## Begin

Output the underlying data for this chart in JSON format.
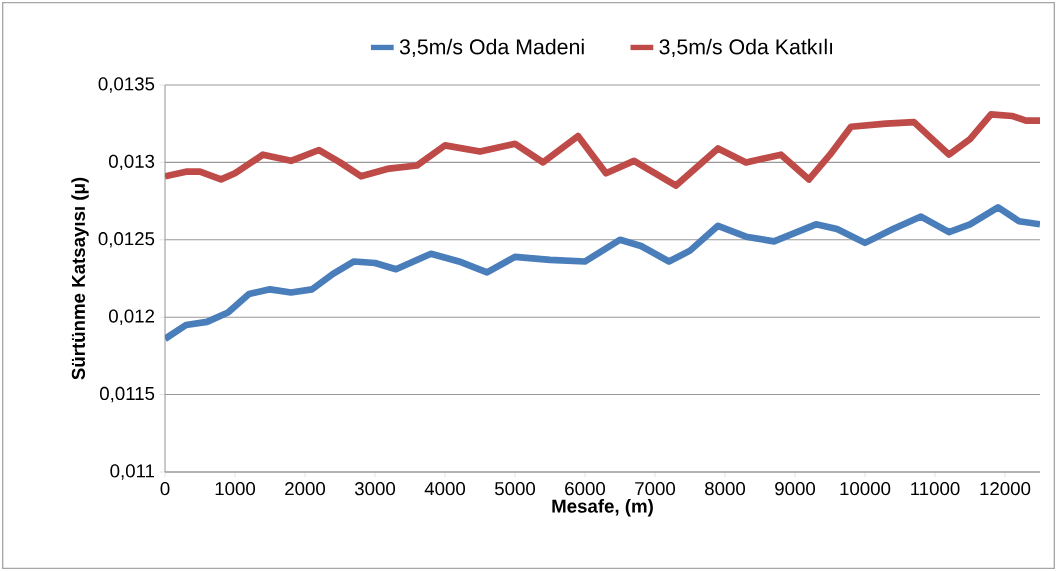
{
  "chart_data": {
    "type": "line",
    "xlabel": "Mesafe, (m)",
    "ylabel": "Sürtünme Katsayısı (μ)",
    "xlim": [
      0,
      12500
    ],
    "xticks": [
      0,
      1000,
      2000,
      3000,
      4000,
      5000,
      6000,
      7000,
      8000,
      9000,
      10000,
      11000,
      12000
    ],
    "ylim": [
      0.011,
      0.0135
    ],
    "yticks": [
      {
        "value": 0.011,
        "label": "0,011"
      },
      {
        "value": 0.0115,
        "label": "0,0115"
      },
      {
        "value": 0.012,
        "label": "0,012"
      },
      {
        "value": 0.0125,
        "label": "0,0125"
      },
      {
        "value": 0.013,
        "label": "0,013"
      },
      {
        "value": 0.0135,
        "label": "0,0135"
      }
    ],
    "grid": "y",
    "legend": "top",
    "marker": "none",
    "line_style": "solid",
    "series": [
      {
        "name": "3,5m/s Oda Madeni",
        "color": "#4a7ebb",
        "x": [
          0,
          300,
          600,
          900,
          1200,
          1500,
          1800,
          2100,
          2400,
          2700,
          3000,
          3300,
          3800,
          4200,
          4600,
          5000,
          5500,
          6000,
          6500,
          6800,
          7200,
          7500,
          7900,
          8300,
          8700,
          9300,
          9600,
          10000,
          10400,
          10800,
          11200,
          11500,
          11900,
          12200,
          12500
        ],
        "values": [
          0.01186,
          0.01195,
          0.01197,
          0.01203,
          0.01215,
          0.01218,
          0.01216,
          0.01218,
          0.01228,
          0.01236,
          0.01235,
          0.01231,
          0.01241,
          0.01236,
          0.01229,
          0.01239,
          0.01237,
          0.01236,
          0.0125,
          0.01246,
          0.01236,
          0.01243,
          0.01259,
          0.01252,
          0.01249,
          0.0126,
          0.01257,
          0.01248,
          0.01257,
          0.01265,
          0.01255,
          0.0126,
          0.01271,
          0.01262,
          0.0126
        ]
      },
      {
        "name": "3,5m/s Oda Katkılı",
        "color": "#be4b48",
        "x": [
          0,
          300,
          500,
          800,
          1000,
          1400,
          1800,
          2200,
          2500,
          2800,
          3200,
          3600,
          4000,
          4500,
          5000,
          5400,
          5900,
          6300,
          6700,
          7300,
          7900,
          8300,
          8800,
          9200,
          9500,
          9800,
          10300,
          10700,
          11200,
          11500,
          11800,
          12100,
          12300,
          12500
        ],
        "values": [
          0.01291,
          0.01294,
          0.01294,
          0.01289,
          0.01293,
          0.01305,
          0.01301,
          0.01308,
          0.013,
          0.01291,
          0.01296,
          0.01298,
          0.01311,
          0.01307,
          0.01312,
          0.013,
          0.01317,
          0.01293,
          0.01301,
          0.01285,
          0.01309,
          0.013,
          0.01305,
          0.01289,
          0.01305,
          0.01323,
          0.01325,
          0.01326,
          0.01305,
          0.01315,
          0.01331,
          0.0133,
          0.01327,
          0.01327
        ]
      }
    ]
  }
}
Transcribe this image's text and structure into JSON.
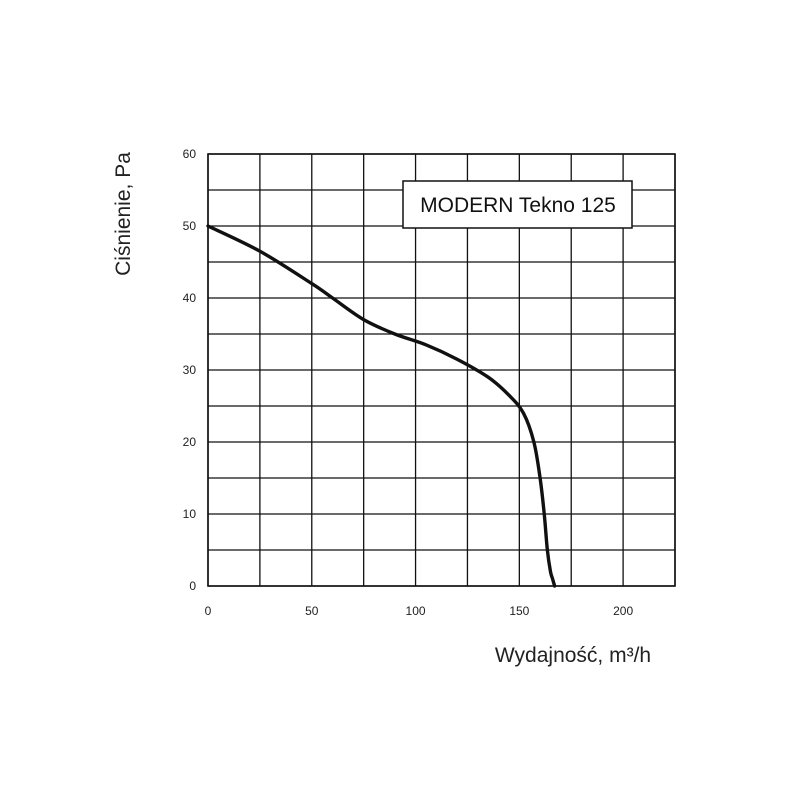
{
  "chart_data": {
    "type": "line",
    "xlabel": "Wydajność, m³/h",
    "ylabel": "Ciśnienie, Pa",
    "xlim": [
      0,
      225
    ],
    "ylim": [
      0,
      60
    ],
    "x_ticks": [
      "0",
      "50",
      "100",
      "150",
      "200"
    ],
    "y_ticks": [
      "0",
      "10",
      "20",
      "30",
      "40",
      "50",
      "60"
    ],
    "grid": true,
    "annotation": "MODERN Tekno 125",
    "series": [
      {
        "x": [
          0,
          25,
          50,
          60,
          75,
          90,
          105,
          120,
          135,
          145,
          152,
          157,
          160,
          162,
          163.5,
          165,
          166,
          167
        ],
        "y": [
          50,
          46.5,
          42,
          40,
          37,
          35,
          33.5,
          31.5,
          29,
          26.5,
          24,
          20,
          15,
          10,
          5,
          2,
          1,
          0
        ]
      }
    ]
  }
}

## End

» Objective
Exactly those lines that run from the line holding "Transcribe this image's" to the end of the listing above, both included, are to be reproduced, with pictures left out.

» Task output
Transcribe this image's text and structure into JSON.
{
  "chart_data": {
    "type": "line",
    "xlabel": "Wydajność, m³/h",
    "ylabel": "Ciśnienie, Pa",
    "xlim": [
      0,
      225
    ],
    "ylim": [
      0,
      60
    ],
    "x_ticks": [
      "0",
      "50",
      "100",
      "150",
      "200"
    ],
    "y_ticks": [
      "0",
      "10",
      "20",
      "30",
      "40",
      "50",
      "60"
    ],
    "grid": true,
    "annotation": "MODERN Tekno 125",
    "series": [
      {
        "x": [
          0,
          25,
          50,
          60,
          75,
          90,
          105,
          120,
          135,
          145,
          152,
          157,
          160,
          162,
          163.5,
          165,
          166,
          167
        ],
        "y": [
          50,
          46.5,
          42,
          40,
          37,
          35,
          33.5,
          31.5,
          29,
          26.5,
          24,
          20,
          15,
          10,
          5,
          2,
          1,
          0
        ]
      }
    ]
  }
}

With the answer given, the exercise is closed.